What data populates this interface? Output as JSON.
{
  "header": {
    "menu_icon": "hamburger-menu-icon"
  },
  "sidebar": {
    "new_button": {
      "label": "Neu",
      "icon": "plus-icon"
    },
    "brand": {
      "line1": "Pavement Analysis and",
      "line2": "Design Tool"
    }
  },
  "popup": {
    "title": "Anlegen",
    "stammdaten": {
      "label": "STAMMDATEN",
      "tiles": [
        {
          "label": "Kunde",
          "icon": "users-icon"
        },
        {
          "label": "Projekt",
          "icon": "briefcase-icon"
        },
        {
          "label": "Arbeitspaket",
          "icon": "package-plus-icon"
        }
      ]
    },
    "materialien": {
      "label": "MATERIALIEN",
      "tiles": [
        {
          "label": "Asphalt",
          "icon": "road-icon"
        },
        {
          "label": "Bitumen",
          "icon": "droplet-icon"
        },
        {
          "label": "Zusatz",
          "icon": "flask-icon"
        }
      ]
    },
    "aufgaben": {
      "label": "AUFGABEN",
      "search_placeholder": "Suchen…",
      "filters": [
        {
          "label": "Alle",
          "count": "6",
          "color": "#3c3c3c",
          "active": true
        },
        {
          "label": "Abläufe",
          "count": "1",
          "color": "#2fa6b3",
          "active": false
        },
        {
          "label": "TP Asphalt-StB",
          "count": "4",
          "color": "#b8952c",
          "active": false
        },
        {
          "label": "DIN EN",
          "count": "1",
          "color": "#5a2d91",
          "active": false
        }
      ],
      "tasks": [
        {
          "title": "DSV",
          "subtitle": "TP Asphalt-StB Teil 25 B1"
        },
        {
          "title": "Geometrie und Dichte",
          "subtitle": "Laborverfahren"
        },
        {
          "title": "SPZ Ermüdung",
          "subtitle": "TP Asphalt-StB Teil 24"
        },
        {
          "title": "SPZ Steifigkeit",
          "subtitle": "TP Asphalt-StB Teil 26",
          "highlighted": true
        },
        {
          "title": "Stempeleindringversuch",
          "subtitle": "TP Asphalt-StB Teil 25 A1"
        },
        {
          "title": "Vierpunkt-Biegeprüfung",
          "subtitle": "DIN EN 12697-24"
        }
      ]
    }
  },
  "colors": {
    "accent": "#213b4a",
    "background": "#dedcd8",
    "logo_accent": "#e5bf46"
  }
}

◇ ◇ ◇ ◇ ◇

TASK OBJECTIVE:
Retype the listing exactly, in full.

ANSWER:
What data populates this interface? Output as JSON.
{
  "header": {
    "menu_icon": "hamburger-menu-icon"
  },
  "sidebar": {
    "new_button": {
      "label": "Neu",
      "icon": "plus-icon"
    },
    "brand": {
      "line1": "Pavement Analysis and",
      "line2": "Design Tool"
    }
  },
  "popup": {
    "title": "Anlegen",
    "stammdaten": {
      "label": "STAMMDATEN",
      "tiles": [
        {
          "label": "Kunde",
          "icon": "users-icon"
        },
        {
          "label": "Projekt",
          "icon": "briefcase-icon"
        },
        {
          "label": "Arbeitspaket",
          "icon": "package-plus-icon"
        }
      ]
    },
    "materialien": {
      "label": "MATERIALIEN",
      "tiles": [
        {
          "label": "Asphalt",
          "icon": "road-icon"
        },
        {
          "label": "Bitumen",
          "icon": "droplet-icon"
        },
        {
          "label": "Zusatz",
          "icon": "flask-icon"
        }
      ]
    },
    "aufgaben": {
      "label": "AUFGABEN",
      "search_placeholder": "Suchen…",
      "filters": [
        {
          "label": "Alle",
          "count": "6",
          "color": "#3c3c3c",
          "active": true
        },
        {
          "label": "Abläufe",
          "count": "1",
          "color": "#2fa6b3",
          "active": false
        },
        {
          "label": "TP Asphalt-StB",
          "count": "4",
          "color": "#b8952c",
          "active": false
        },
        {
          "label": "DIN EN",
          "count": "1",
          "color": "#5a2d91",
          "active": false
        }
      ],
      "tasks": [
        {
          "title": "DSV",
          "subtitle": "TP Asphalt-StB Teil 25 B1"
        },
        {
          "title": "Geometrie und Dichte",
          "subtitle": "Laborverfahren"
        },
        {
          "title": "SPZ Ermüdung",
          "subtitle": "TP Asphalt-StB Teil 24"
        },
        {
          "title": "SPZ Steifigkeit",
          "subtitle": "TP Asphalt-StB Teil 26",
          "highlighted": true
        },
        {
          "title": "Stempeleindringversuch",
          "subtitle": "TP Asphalt-StB Teil 25 A1"
        },
        {
          "title": "Vierpunkt-Biegeprüfung",
          "subtitle": "DIN EN 12697-24"
        }
      ]
    }
  },
  "colors": {
    "accent": "#213b4a",
    "background": "#dedcd8",
    "logo_accent": "#e5bf46"
  }
}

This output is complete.